--- START ---
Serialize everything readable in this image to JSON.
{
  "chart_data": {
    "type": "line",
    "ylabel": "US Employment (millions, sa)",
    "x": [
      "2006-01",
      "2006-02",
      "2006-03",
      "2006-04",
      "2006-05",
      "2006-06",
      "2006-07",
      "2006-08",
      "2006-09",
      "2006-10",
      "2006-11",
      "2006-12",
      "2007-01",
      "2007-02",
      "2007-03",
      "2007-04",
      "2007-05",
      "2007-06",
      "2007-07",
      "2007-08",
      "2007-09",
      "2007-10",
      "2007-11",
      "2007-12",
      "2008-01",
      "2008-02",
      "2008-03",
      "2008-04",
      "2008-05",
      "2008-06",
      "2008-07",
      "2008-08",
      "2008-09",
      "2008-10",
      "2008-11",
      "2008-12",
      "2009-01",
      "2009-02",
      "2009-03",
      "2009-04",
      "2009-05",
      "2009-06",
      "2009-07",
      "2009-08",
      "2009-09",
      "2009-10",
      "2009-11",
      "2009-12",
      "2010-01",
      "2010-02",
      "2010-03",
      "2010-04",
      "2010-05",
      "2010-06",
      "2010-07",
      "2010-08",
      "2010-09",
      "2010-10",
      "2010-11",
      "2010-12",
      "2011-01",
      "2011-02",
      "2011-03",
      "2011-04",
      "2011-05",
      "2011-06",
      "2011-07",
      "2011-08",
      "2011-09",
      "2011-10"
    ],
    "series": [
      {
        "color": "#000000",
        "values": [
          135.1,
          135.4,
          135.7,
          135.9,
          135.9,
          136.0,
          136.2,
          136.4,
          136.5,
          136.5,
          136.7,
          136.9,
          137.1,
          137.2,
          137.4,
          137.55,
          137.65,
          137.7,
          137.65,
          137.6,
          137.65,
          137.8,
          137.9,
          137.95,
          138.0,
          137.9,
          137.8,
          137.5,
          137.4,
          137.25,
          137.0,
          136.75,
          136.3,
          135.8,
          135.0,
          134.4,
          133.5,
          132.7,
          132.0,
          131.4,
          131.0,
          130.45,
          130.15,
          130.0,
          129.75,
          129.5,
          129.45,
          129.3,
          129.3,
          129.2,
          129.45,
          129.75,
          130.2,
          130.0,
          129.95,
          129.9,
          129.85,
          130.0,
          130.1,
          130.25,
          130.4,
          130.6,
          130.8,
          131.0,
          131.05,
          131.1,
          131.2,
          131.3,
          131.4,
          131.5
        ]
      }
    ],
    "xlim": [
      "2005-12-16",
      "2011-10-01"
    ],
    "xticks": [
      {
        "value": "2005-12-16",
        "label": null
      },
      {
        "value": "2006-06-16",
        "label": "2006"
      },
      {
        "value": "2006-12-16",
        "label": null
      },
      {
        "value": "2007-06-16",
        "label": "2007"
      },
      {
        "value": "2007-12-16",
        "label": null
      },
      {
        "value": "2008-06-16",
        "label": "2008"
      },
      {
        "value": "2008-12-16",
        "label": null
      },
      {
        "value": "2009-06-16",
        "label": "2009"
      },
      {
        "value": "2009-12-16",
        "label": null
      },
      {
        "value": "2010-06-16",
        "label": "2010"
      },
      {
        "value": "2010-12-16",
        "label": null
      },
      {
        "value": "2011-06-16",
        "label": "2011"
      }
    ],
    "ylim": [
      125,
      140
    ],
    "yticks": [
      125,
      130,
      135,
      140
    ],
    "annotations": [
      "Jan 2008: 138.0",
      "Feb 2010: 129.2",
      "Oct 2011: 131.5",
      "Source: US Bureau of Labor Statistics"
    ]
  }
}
--- END ---
§ **WHAT YOU NEED TO DO**:
Pull out each record as written and restate it exactly.

§ **TASK ANSWER**:
Serialize everything readable in this image to JSON.
{
  "chart_data": {
    "type": "line",
    "ylabel": "US Employment (millions, sa)",
    "x": [
      "2006-01",
      "2006-02",
      "2006-03",
      "2006-04",
      "2006-05",
      "2006-06",
      "2006-07",
      "2006-08",
      "2006-09",
      "2006-10",
      "2006-11",
      "2006-12",
      "2007-01",
      "2007-02",
      "2007-03",
      "2007-04",
      "2007-05",
      "2007-06",
      "2007-07",
      "2007-08",
      "2007-09",
      "2007-10",
      "2007-11",
      "2007-12",
      "2008-01",
      "2008-02",
      "2008-03",
      "2008-04",
      "2008-05",
      "2008-06",
      "2008-07",
      "2008-08",
      "2008-09",
      "2008-10",
      "2008-11",
      "2008-12",
      "2009-01",
      "2009-02",
      "2009-03",
      "2009-04",
      "2009-05",
      "2009-06",
      "2009-07",
      "2009-08",
      "2009-09",
      "2009-10",
      "2009-11",
      "2009-12",
      "2010-01",
      "2010-02",
      "2010-03",
      "2010-04",
      "2010-05",
      "2010-06",
      "2010-07",
      "2010-08",
      "2010-09",
      "2010-10",
      "2010-11",
      "2010-12",
      "2011-01",
      "2011-02",
      "2011-03",
      "2011-04",
      "2011-05",
      "2011-06",
      "2011-07",
      "2011-08",
      "2011-09",
      "2011-10"
    ],
    "series": [
      {
        "color": "#000000",
        "values": [
          135.1,
          135.4,
          135.7,
          135.9,
          135.9,
          136.0,
          136.2,
          136.4,
          136.5,
          136.5,
          136.7,
          136.9,
          137.1,
          137.2,
          137.4,
          137.55,
          137.65,
          137.7,
          137.65,
          137.6,
          137.65,
          137.8,
          137.9,
          137.95,
          138.0,
          137.9,
          137.8,
          137.5,
          137.4,
          137.25,
          137.0,
          136.75,
          136.3,
          135.8,
          135.0,
          134.4,
          133.5,
          132.7,
          132.0,
          131.4,
          131.0,
          130.45,
          130.15,
          130.0,
          129.75,
          129.5,
          129.45,
          129.3,
          129.3,
          129.2,
          129.45,
          129.75,
          130.2,
          130.0,
          129.95,
          129.9,
          129.85,
          130.0,
          130.1,
          130.25,
          130.4,
          130.6,
          130.8,
          131.0,
          131.05,
          131.1,
          131.2,
          131.3,
          131.4,
          131.5
        ]
      }
    ],
    "xlim": [
      "2005-12-16",
      "2011-10-01"
    ],
    "xticks": [
      {
        "value": "2005-12-16",
        "label": null
      },
      {
        "value": "2006-06-16",
        "label": "2006"
      },
      {
        "value": "2006-12-16",
        "label": null
      },
      {
        "value": "2007-06-16",
        "label": "2007"
      },
      {
        "value": "2007-12-16",
        "label": null
      },
      {
        "value": "2008-06-16",
        "label": "2008"
      },
      {
        "value": "2008-12-16",
        "label": null
      },
      {
        "value": "2009-06-16",
        "label": "2009"
      },
      {
        "value": "2009-12-16",
        "label": null
      },
      {
        "value": "2010-06-16",
        "label": "2010"
      },
      {
        "value": "2010-12-16",
        "label": null
      },
      {
        "value": "2011-06-16",
        "label": "2011"
      }
    ],
    "ylim": [
      125,
      140
    ],
    "yticks": [
      125,
      130,
      135,
      140
    ],
    "annotations": [
      "Jan 2008: 138.0",
      "Feb 2010: 129.2",
      "Oct 2011: 131.5",
      "Source: US Bureau of Labor Statistics"
    ]
  }
}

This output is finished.